WHAT YOU ARE ASKED TO DO: Gather all lines in the entries below that include the word "получателю".

— START LISTING —

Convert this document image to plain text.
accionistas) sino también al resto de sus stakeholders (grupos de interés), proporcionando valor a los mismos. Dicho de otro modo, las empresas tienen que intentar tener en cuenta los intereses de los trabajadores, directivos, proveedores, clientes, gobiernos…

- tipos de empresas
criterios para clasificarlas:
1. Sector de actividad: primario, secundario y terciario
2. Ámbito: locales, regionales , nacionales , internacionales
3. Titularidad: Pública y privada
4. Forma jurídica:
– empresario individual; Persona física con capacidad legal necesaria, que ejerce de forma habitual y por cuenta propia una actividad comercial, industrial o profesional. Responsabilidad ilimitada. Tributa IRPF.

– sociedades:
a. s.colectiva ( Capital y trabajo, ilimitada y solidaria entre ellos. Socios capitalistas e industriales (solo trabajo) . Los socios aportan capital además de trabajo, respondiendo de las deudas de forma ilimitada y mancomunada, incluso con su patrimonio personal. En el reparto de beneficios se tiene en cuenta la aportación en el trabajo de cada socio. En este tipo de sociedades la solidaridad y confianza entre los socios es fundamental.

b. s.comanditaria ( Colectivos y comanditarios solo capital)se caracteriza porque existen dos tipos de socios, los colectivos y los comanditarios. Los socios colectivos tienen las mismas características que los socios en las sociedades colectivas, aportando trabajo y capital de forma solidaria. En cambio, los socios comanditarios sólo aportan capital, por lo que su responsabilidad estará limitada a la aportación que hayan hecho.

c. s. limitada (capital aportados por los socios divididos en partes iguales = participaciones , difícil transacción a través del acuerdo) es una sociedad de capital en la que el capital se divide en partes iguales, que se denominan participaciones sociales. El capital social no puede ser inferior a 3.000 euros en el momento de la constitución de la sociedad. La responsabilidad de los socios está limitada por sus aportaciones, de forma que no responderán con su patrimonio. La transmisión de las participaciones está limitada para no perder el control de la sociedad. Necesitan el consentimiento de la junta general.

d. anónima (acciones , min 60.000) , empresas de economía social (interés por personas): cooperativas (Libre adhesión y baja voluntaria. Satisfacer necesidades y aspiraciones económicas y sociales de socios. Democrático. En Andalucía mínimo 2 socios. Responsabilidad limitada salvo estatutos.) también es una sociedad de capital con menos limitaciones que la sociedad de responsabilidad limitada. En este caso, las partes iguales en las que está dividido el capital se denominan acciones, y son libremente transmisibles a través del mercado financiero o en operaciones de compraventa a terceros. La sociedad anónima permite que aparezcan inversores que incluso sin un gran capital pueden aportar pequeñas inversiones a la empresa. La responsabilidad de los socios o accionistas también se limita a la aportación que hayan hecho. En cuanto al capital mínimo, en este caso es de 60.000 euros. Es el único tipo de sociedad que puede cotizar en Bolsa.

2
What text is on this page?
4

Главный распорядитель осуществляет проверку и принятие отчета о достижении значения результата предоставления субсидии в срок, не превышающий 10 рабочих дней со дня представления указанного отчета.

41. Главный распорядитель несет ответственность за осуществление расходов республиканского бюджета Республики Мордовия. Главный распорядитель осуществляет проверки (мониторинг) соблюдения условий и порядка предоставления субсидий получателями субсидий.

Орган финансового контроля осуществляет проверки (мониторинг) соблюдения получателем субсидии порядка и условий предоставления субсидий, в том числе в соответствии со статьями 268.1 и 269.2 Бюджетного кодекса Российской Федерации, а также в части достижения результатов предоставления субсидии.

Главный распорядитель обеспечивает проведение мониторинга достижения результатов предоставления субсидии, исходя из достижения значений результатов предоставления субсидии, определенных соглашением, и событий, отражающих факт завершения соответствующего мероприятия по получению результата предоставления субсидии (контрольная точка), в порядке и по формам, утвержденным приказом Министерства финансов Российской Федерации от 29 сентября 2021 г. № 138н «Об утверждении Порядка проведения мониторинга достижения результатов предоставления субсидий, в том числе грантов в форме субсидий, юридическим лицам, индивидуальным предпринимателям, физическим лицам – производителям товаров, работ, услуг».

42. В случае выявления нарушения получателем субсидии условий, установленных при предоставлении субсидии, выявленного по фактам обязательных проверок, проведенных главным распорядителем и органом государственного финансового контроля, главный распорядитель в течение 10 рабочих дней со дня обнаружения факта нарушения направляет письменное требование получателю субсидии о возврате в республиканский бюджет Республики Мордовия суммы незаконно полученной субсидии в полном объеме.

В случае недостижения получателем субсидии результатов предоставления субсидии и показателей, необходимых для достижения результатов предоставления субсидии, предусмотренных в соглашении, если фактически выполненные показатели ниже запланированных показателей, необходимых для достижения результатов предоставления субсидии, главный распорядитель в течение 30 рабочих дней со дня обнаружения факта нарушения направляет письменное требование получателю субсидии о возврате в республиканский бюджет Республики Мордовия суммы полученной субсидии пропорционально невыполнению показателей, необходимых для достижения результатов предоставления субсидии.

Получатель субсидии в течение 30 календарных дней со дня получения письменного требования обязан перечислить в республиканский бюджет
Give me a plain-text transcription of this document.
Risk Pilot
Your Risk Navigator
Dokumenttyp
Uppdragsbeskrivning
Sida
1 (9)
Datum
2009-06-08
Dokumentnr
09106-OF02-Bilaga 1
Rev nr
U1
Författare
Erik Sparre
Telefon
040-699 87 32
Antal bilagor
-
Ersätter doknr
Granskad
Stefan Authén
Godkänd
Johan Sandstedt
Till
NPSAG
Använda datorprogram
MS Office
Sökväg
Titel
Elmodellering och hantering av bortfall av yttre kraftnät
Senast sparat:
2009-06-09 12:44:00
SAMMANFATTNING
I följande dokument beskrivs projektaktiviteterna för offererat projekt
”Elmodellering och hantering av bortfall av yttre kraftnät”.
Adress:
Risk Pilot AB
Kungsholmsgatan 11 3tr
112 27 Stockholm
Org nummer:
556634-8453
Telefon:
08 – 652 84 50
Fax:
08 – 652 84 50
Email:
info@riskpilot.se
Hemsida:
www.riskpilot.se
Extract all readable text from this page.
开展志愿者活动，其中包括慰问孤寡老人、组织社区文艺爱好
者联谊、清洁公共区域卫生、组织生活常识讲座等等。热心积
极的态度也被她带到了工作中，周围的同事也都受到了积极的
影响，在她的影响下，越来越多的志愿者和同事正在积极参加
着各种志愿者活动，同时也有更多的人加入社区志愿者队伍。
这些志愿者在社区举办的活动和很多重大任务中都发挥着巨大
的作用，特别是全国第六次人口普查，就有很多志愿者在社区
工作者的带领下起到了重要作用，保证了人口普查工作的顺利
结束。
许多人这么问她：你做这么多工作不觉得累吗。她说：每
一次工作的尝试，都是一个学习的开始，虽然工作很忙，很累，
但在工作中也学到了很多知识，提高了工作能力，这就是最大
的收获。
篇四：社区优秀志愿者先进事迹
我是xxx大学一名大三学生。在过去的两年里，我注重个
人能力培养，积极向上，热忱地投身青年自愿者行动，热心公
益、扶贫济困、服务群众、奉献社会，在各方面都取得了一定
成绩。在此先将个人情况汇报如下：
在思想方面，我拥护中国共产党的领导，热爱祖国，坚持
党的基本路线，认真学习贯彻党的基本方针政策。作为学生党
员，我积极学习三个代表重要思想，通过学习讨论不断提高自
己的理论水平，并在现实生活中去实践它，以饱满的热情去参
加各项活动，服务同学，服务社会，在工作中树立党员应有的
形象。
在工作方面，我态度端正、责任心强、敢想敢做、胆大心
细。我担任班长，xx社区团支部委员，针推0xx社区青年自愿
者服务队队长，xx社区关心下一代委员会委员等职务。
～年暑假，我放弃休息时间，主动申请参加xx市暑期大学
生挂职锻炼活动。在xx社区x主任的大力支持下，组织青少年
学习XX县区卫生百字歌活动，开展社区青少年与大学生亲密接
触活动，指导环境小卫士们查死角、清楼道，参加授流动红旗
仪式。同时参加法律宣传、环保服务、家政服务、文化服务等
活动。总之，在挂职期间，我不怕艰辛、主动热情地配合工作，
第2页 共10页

— END LISTING —

EXPECTED OUTPUT:
42. В случае выявления нарушения получателем субсидии условий, установленных при предоставлении субсидии, выявленного по фактам обязательных проверок, проведенных главным распорядителем и органом государственного финансового контроля, главный распорядитель в течение 10 рабочих дней со дня обнаружения факта нарушения направляет письменное требование получателю субсидии о возврате в республиканский бюджет Республики Мордовия суммы незаконно полученной субсидии в полном объеме.
В случае недостижения получателем субсидии результатов предоставления субсидии и показателей, необходимых для достижения результатов предоставления субсидии, предусмотренных в соглашении, если фактически выполненные показатели ниже запланированных показателей, необходимых для достижения результатов предоставления субсидии, главный распорядитель в течение 30 рабочих дней со дня обнаружения факта нарушения направляет письменное требование получателю субсидии о возврате в республиканский бюджет Республики Мордовия суммы полученной субсидии пропорционально невыполнению показателей, необходимых для достижения результатов предоставления субсидии.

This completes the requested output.